[start of SUPPLIED MATERIAL]
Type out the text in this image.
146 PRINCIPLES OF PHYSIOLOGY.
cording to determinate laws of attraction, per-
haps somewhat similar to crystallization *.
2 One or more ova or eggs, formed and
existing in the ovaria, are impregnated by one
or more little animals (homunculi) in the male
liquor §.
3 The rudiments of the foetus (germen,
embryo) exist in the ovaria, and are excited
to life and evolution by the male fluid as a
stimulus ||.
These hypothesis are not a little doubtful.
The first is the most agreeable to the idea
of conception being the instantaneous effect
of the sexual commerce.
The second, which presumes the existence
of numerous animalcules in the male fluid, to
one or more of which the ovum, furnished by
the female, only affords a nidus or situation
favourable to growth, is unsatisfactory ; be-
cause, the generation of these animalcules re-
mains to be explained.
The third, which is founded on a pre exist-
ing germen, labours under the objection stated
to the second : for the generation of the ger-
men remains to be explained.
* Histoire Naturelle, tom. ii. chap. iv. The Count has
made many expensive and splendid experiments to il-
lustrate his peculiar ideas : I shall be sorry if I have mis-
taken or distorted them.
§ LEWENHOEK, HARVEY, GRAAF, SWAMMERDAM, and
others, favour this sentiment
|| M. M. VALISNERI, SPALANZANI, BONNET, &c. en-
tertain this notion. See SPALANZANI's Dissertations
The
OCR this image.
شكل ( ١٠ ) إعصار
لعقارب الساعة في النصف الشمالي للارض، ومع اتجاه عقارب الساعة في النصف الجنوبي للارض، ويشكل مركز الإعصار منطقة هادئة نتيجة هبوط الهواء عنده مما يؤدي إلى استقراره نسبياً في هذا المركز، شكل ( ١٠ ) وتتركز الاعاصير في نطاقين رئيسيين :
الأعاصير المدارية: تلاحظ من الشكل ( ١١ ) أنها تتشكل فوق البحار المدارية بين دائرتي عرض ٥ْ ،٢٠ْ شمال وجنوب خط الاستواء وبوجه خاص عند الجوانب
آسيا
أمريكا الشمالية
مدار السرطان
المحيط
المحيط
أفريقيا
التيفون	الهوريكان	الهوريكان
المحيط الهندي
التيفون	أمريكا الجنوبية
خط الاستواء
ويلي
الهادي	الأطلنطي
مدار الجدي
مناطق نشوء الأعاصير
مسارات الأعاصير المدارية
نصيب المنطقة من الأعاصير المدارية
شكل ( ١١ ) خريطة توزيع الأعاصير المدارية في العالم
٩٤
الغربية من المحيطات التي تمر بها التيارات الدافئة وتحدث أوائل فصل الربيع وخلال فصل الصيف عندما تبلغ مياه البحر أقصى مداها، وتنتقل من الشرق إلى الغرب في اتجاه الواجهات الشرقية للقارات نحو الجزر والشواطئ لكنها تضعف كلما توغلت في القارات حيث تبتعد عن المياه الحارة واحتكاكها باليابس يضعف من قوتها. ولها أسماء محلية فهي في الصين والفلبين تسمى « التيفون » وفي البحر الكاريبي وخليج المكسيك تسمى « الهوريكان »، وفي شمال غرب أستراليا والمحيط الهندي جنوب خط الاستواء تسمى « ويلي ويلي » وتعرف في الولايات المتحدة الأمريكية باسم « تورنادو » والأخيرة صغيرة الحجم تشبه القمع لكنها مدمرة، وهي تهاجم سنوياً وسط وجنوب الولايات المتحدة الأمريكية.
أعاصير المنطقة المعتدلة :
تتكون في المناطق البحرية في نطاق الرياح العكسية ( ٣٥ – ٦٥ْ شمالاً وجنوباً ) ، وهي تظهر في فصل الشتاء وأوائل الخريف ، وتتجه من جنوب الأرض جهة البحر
[end of SUPPLIED MATERIAL]
◆ EXERCISE BRIEF ◆
Repeat all of the records above exactly as they appear.

◆ ANSWER FOR THE TASK ◆
Type out the text in this image.
146 PRINCIPLES OF PHYSIOLOGY.
cording to determinate laws of attraction, per-
haps somewhat similar to crystallization *.
2 One or more ova or eggs, formed and
existing in the ovaria, are impregnated by one
or more little animals (homunculi) in the male
liquor §.
3 The rudiments of the foetus (germen,
embryo) exist in the ovaria, and are excited
to life and evolution by the male fluid as a
stimulus ||.
These hypothesis are not a little doubtful.
The first is the most agreeable to the idea
of conception being the instantaneous effect
of the sexual commerce.
The second, which presumes the existence
of numerous animalcules in the male fluid, to
one or more of which the ovum, furnished by
the female, only affords a nidus or situation
favourable to growth, is unsatisfactory ; be-
cause, the generation of these animalcules re-
mains to be explained.
The third, which is founded on a pre exist-
ing germen, labours under the objection stated
to the second : for the generation of the ger-
men remains to be explained.
* Histoire Naturelle, tom. ii. chap. iv. The Count has
made many expensive and splendid experiments to il-
lustrate his peculiar ideas : I shall be sorry if I have mis-
taken or distorted them.
§ LEWENHOEK, HARVEY, GRAAF, SWAMMERDAM, and
others, favour this sentiment
|| M. M. VALISNERI, SPALANZANI, BONNET, &c. en-
tertain this notion. See SPALANZANI's Dissertations
The
OCR this image.
شكل ( ١٠ ) إعصار
لعقارب الساعة في النصف الشمالي للارض، ومع اتجاه عقارب الساعة في النصف الجنوبي للارض، ويشكل مركز الإعصار منطقة هادئة نتيجة هبوط الهواء عنده مما يؤدي إلى استقراره نسبياً في هذا المركز، شكل ( ١٠ ) وتتركز الاعاصير في نطاقين رئيسيين :
الأعاصير المدارية: تلاحظ من الشكل ( ١١ ) أنها تتشكل فوق البحار المدارية بين دائرتي عرض ٥ْ ،٢٠ْ شمال وجنوب خط الاستواء وبوجه خاص عند الجوانب
آسيا
أمريكا الشمالية
مدار السرطان
المحيط
المحيط
أفريقيا
التيفون	الهوريكان	الهوريكان
المحيط الهندي
التيفون	أمريكا الجنوبية
خط الاستواء
ويلي
الهادي	الأطلنطي
مدار الجدي
مناطق نشوء الأعاصير
مسارات الأعاصير المدارية
نصيب المنطقة من الأعاصير المدارية
شكل ( ١١ ) خريطة توزيع الأعاصير المدارية في العالم
٩٤
الغربية من المحيطات التي تمر بها التيارات الدافئة وتحدث أوائل فصل الربيع وخلال فصل الصيف عندما تبلغ مياه البحر أقصى مداها، وتنتقل من الشرق إلى الغرب في اتجاه الواجهات الشرقية للقارات نحو الجزر والشواطئ لكنها تضعف كلما توغلت في القارات حيث تبتعد عن المياه الحارة واحتكاكها باليابس يضعف من قوتها. ولها أسماء محلية فهي في الصين والفلبين تسمى « التيفون » وفي البحر الكاريبي وخليج المكسيك تسمى « الهوريكان »، وفي شمال غرب أستراليا والمحيط الهندي جنوب خط الاستواء تسمى « ويلي ويلي » وتعرف في الولايات المتحدة الأمريكية باسم « تورنادو » والأخيرة صغيرة الحجم تشبه القمع لكنها مدمرة، وهي تهاجم سنوياً وسط وجنوب الولايات المتحدة الأمريكية.
أعاصير المنطقة المعتدلة :
تتكون في المناطق البحرية في نطاق الرياح العكسية ( ٣٥ – ٦٥ْ شمالاً وجنوباً ) ، وهي تظهر في فصل الشتاء وأوائل الخريف ، وتتجه من جنوب الأرض جهة البحر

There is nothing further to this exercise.